Task instructions: Within the records below, find each line that holds the string "Platoonleder", then copy it.

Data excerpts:
=====
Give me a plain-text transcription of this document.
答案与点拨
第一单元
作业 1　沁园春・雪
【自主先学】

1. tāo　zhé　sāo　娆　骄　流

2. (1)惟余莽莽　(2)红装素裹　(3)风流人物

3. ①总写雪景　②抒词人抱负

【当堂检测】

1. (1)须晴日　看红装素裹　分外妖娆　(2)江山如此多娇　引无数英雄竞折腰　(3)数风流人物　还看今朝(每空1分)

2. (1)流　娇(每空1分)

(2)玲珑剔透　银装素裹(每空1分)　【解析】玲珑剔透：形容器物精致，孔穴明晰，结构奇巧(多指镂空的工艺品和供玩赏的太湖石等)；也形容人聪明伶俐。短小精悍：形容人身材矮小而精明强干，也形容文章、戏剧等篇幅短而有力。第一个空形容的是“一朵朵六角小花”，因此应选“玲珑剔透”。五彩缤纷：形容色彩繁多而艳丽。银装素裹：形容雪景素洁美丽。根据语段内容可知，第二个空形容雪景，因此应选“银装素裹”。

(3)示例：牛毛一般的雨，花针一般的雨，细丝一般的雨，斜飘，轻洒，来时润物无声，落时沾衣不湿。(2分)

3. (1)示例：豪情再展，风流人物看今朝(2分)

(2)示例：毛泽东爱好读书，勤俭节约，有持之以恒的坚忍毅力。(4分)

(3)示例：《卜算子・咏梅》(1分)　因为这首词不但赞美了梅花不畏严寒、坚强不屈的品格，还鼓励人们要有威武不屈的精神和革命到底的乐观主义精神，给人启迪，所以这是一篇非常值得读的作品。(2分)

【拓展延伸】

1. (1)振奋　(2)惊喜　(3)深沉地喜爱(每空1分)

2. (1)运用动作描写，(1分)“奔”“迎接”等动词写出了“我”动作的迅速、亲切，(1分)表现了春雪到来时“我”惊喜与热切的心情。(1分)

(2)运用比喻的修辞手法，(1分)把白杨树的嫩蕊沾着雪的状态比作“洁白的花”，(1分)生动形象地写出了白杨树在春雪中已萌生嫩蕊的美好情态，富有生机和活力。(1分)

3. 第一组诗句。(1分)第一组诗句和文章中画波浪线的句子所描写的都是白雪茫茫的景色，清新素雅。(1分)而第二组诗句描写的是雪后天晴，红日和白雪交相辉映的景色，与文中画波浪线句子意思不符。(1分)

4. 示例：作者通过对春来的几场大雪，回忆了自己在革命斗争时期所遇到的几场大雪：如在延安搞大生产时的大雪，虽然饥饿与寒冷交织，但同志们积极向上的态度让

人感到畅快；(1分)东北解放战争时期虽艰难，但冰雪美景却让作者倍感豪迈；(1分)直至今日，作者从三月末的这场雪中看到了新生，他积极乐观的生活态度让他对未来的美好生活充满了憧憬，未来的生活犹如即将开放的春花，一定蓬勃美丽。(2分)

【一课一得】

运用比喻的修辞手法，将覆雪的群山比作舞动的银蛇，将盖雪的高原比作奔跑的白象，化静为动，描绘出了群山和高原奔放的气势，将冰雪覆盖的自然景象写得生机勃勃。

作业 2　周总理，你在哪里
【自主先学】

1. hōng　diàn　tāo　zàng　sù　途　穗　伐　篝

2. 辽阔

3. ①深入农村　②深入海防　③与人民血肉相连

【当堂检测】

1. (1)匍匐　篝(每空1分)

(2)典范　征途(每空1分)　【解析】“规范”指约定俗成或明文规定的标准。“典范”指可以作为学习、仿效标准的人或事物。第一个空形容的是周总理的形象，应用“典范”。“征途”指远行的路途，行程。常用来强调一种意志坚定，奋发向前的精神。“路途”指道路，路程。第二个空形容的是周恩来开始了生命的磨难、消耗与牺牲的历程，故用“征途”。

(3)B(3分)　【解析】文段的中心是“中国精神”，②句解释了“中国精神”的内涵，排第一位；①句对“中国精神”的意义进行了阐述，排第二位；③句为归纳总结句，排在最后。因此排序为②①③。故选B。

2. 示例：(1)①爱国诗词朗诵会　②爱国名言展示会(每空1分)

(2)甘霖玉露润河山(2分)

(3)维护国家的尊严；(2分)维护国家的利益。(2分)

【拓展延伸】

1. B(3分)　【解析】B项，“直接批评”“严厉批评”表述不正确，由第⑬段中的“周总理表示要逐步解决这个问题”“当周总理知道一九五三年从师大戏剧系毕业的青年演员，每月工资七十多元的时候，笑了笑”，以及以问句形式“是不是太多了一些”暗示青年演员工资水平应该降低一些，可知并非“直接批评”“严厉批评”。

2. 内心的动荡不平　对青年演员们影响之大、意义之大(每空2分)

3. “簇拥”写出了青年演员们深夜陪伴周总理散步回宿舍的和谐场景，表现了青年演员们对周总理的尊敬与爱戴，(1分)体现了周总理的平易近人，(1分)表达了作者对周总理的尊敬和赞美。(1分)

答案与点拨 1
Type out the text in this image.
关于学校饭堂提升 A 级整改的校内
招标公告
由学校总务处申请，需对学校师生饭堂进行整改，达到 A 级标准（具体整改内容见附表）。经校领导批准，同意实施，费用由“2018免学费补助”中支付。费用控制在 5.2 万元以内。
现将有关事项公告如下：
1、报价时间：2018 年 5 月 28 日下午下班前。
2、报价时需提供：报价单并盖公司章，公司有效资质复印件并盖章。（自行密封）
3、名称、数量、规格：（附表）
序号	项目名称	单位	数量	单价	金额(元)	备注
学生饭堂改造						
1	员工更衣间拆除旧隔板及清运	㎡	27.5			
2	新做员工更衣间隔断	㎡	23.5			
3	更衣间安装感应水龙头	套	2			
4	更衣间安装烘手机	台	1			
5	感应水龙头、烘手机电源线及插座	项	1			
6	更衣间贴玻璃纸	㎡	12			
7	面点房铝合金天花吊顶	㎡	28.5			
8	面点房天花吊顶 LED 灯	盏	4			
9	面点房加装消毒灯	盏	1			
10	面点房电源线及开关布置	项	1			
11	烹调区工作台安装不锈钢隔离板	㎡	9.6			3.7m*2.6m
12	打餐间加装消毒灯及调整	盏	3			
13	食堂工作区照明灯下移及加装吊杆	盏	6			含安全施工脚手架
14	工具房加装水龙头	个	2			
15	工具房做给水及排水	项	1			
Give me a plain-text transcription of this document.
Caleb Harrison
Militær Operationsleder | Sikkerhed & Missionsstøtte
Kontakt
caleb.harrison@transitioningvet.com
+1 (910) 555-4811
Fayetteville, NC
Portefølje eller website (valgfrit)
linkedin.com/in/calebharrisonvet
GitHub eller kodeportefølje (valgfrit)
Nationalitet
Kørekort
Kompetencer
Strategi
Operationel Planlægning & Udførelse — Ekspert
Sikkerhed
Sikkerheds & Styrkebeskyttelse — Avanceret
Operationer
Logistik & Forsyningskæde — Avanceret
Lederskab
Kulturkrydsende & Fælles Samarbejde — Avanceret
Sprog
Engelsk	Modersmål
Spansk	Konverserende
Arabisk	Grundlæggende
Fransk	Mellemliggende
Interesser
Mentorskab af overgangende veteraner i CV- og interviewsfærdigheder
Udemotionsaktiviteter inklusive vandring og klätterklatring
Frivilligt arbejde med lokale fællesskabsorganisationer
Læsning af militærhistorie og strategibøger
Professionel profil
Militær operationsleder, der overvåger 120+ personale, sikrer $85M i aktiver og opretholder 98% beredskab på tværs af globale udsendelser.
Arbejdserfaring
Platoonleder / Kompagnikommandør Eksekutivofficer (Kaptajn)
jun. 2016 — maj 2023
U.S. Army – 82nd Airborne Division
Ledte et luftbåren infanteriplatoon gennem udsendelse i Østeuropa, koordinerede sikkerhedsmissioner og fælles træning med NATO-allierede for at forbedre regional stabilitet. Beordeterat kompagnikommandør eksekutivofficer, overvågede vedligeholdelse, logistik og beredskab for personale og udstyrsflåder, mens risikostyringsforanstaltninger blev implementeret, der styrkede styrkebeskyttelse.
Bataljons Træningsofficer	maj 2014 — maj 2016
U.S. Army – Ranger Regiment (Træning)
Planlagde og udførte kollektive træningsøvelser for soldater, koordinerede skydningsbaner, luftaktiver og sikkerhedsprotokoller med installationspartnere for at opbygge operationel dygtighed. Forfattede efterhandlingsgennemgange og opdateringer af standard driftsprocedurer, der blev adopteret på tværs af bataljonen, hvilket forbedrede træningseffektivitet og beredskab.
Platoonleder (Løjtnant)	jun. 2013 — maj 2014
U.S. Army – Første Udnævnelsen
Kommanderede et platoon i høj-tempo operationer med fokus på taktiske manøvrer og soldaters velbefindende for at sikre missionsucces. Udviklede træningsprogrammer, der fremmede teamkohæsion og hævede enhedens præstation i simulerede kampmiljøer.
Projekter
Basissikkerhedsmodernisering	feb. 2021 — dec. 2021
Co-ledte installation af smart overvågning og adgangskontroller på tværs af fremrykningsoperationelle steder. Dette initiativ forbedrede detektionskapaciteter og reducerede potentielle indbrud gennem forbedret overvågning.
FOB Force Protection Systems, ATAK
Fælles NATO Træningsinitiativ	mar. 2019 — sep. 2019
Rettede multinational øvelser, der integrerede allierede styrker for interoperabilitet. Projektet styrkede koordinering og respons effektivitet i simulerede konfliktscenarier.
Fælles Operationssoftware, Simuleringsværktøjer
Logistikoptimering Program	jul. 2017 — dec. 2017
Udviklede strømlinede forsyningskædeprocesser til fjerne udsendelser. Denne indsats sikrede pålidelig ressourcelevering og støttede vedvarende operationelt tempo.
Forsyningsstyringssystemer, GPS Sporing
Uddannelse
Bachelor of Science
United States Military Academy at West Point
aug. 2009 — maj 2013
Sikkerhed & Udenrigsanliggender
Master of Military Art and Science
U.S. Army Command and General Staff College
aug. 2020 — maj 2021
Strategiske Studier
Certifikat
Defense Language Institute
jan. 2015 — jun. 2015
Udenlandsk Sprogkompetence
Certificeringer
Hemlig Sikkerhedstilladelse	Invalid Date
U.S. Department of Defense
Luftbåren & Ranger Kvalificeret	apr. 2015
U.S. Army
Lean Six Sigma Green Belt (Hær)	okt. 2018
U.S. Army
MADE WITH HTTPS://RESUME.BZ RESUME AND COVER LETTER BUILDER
=====
Result below:
Platoonleder / Kompagnikommandør Eksekutivofficer (Kaptajn)
Platoonleder (Løjtnant)	jun. 2013 — maj 2014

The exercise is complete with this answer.